Tally up the lines where the string "방제정보지도" appears; reply with the number only.

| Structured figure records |
** begin **
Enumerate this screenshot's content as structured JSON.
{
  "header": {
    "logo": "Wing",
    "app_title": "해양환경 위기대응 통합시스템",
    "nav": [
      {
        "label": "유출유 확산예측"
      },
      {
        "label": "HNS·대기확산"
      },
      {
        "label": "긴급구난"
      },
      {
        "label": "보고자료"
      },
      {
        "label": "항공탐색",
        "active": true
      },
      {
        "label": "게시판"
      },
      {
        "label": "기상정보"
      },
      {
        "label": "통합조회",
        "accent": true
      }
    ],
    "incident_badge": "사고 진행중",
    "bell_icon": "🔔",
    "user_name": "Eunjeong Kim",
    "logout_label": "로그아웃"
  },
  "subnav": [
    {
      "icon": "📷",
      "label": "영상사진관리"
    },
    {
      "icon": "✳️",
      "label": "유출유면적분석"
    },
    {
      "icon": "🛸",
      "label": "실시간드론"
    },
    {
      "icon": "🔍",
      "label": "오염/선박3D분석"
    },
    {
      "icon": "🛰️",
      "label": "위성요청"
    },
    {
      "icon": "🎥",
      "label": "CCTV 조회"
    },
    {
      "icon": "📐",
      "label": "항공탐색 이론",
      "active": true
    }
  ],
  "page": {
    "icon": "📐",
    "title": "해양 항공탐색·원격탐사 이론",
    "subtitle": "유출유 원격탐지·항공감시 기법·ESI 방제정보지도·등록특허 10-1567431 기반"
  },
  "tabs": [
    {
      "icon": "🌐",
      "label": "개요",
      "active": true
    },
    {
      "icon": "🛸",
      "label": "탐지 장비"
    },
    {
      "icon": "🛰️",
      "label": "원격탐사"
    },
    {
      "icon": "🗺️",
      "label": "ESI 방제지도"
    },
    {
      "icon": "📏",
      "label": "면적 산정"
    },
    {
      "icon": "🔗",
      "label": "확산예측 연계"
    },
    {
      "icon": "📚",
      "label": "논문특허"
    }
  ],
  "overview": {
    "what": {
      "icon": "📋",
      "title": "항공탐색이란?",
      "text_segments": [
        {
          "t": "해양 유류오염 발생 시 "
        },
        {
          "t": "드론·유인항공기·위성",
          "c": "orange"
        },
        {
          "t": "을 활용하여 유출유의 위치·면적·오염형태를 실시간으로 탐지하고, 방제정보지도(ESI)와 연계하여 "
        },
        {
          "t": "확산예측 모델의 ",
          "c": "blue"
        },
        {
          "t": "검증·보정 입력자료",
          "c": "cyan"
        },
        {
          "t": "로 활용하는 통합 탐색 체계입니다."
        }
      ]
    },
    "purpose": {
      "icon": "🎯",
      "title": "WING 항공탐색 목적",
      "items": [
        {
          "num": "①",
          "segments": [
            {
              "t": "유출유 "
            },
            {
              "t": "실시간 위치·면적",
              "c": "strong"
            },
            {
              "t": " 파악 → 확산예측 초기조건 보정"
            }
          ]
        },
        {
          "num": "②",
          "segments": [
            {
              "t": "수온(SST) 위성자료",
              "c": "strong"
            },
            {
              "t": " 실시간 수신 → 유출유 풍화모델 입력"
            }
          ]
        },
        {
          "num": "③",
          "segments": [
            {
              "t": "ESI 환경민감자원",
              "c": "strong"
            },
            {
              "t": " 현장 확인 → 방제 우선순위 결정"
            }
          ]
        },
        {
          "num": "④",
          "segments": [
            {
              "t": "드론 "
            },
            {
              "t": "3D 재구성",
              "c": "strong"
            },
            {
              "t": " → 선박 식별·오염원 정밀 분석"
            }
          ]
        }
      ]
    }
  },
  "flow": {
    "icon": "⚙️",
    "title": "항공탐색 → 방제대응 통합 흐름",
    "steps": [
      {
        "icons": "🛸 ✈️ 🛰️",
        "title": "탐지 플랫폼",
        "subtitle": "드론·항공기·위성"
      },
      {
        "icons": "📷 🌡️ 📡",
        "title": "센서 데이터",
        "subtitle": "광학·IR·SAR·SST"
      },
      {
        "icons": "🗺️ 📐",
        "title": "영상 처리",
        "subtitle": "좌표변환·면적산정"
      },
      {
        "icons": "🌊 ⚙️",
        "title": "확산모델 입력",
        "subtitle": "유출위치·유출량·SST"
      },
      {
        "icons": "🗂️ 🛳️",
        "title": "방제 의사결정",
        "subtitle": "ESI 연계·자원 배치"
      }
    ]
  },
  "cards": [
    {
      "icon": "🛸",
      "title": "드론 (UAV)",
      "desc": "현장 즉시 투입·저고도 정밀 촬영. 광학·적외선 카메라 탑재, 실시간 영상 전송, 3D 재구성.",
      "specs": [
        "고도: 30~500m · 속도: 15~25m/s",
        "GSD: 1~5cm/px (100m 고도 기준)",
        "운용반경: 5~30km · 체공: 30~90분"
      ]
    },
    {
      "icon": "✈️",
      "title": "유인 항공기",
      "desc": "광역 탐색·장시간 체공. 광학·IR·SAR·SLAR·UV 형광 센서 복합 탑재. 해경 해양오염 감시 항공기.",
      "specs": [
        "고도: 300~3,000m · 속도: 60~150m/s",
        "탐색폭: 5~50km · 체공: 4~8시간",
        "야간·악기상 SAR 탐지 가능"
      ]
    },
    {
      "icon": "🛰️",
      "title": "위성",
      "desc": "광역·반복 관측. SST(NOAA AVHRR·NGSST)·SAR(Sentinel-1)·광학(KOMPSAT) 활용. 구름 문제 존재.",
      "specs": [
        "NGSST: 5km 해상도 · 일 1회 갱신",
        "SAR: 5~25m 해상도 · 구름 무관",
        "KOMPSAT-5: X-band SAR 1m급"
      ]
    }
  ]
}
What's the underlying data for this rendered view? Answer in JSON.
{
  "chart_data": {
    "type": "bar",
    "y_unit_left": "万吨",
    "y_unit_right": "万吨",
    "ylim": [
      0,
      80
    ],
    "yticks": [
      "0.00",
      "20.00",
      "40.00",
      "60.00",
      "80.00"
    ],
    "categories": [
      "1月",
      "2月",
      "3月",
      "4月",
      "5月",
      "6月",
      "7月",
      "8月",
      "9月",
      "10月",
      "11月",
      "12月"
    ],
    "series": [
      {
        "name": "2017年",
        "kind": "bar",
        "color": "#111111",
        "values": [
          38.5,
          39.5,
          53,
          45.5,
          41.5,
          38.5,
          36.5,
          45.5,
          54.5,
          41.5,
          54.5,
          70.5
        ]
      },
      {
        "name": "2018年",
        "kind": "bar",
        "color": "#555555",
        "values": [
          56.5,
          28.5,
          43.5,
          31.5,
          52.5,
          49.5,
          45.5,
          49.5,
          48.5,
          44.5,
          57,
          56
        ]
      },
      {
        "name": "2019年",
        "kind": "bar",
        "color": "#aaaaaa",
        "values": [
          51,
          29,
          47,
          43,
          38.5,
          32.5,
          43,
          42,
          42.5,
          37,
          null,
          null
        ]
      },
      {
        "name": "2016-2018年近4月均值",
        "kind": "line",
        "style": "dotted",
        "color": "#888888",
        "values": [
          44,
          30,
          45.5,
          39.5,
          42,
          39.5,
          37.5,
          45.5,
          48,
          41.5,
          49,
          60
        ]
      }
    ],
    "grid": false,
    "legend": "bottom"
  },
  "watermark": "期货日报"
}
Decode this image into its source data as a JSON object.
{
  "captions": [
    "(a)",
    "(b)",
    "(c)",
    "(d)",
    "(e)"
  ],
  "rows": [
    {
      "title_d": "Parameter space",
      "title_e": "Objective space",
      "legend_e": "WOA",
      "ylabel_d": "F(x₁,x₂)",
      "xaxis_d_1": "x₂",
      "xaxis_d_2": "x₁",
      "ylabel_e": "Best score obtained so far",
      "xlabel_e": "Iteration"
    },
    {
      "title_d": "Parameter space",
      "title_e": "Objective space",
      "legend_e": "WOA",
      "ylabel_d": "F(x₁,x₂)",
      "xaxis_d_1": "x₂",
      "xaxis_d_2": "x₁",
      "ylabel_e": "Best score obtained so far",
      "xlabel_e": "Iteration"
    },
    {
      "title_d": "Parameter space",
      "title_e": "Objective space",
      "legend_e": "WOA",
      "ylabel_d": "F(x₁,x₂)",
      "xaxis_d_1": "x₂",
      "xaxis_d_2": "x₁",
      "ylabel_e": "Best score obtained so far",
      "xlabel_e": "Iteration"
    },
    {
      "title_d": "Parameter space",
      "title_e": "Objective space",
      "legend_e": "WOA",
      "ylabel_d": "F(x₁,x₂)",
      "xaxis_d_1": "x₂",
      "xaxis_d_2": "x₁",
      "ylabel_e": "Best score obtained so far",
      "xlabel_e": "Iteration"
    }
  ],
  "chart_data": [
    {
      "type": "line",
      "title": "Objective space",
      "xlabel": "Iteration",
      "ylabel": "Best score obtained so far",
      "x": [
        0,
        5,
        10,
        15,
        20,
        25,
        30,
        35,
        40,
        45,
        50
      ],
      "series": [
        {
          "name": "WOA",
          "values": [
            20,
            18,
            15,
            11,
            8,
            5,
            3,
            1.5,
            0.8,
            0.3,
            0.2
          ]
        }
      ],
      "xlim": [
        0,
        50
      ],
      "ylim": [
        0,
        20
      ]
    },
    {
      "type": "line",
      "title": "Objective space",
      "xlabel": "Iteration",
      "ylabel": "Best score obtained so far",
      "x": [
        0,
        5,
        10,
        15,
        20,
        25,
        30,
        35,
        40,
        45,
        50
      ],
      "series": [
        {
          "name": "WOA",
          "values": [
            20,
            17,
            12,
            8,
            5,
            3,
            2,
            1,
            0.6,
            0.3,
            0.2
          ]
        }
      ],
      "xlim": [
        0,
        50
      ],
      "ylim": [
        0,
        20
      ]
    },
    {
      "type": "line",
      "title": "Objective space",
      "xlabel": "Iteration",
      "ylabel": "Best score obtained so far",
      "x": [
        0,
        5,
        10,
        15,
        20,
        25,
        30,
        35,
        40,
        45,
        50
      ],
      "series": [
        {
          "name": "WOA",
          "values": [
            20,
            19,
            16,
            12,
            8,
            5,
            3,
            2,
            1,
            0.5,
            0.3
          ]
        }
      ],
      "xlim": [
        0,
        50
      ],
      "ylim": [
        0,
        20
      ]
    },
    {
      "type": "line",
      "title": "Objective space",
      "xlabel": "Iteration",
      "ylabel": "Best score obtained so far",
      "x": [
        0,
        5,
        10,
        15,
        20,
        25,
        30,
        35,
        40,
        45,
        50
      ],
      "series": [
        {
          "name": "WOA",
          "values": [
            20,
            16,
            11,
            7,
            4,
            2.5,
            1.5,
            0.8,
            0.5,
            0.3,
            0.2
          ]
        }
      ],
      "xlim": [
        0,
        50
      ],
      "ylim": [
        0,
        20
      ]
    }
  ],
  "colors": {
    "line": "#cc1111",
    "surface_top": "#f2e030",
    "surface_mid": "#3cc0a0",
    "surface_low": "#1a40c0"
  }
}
** end **
| ANSWER TO THIS PROBLEM |
2